───── EXERCISE MATERIAL

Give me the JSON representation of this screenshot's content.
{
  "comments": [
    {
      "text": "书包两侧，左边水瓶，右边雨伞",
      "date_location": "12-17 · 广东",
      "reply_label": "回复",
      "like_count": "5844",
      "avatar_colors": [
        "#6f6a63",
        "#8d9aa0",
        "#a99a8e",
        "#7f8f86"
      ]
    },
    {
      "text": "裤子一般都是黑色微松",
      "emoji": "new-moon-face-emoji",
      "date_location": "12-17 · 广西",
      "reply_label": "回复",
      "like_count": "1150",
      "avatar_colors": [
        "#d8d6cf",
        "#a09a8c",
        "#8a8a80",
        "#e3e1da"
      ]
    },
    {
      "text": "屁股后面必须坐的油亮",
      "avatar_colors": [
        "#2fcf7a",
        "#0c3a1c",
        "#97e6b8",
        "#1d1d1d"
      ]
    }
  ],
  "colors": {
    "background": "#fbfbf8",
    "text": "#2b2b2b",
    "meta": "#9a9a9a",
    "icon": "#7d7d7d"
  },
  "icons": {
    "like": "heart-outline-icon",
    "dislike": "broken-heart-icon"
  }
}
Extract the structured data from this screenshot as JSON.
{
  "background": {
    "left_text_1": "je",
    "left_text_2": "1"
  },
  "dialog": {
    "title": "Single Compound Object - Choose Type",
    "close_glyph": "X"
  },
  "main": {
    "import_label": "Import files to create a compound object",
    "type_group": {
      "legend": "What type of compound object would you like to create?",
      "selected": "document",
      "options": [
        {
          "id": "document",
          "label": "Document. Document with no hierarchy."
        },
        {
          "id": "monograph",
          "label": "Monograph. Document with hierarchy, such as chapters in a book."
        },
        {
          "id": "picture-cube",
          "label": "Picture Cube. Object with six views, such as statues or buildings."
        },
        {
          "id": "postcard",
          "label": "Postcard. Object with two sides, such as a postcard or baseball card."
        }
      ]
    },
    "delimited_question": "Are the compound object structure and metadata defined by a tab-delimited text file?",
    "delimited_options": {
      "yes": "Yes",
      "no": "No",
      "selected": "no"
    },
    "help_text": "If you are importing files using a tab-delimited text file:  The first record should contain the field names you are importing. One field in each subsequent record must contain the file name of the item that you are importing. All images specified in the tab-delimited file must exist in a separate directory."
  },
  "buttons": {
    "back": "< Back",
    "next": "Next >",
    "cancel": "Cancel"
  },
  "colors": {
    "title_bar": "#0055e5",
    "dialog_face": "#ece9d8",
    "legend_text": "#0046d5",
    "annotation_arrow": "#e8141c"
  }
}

──────────

WRITTEN REQUEST: Retype the listing above in full, with no alterations.

RESPONSE:
Give me the JSON representation of this screenshot's content.
{
  "comments": [
    {
      "text": "书包两侧，左边水瓶，右边雨伞",
      "date_location": "12-17 · 广东",
      "reply_label": "回复",
      "like_count": "5844",
      "avatar_colors": [
        "#6f6a63",
        "#8d9aa0",
        "#a99a8e",
        "#7f8f86"
      ]
    },
    {
      "text": "裤子一般都是黑色微松",
      "emoji": "new-moon-face-emoji",
      "date_location": "12-17 · 广西",
      "reply_label": "回复",
      "like_count": "1150",
      "avatar_colors": [
        "#d8d6cf",
        "#a09a8c",
        "#8a8a80",
        "#e3e1da"
      ]
    },
    {
      "text": "屁股后面必须坐的油亮",
      "avatar_colors": [
        "#2fcf7a",
        "#0c3a1c",
        "#97e6b8",
        "#1d1d1d"
      ]
    }
  ],
  "colors": {
    "background": "#fbfbf8",
    "text": "#2b2b2b",
    "meta": "#9a9a9a",
    "icon": "#7d7d7d"
  },
  "icons": {
    "like": "heart-outline-icon",
    "dislike": "broken-heart-icon"
  }
}
Extract the structured data from this screenshot as JSON.
{
  "background": {
    "left_text_1": "je",
    "left_text_2": "1"
  },
  "dialog": {
    "title": "Single Compound Object - Choose Type",
    "close_glyph": "X"
  },
  "main": {
    "import_label": "Import files to create a compound object",
    "type_group": {
      "legend": "What type of compound object would you like to create?",
      "selected": "document",
      "options": [
        {
          "id": "document",
          "label": "Document. Document with no hierarchy."
        },
        {
          "id": "monograph",
          "label": "Monograph. Document with hierarchy, such as chapters in a book."
        },
        {
          "id": "picture-cube",
          "label": "Picture Cube. Object with six views, such as statues or buildings."
        },
        {
          "id": "postcard",
          "label": "Postcard. Object with two sides, such as a postcard or baseball card."
        }
      ]
    },
    "delimited_question": "Are the compound object structure and metadata defined by a tab-delimited text file?",
    "delimited_options": {
      "yes": "Yes",
      "no": "No",
      "selected": "no"
    },
    "help_text": "If you are importing files using a tab-delimited text file:  The first record should contain the field names you are importing. One field in each subsequent record must contain the file name of the item that you are importing. All images specified in the tab-delimited file must exist in a separate directory."
  },
  "buttons": {
    "back": "< Back",
    "next": "Next >",
    "cancel": "Cancel"
  },
  "colors": {
    "title_bar": "#0055e5",
    "dialog_face": "#ece9d8",
    "legend_text": "#0046d5",
    "annotation_arrow": "#e8141c"
  }
}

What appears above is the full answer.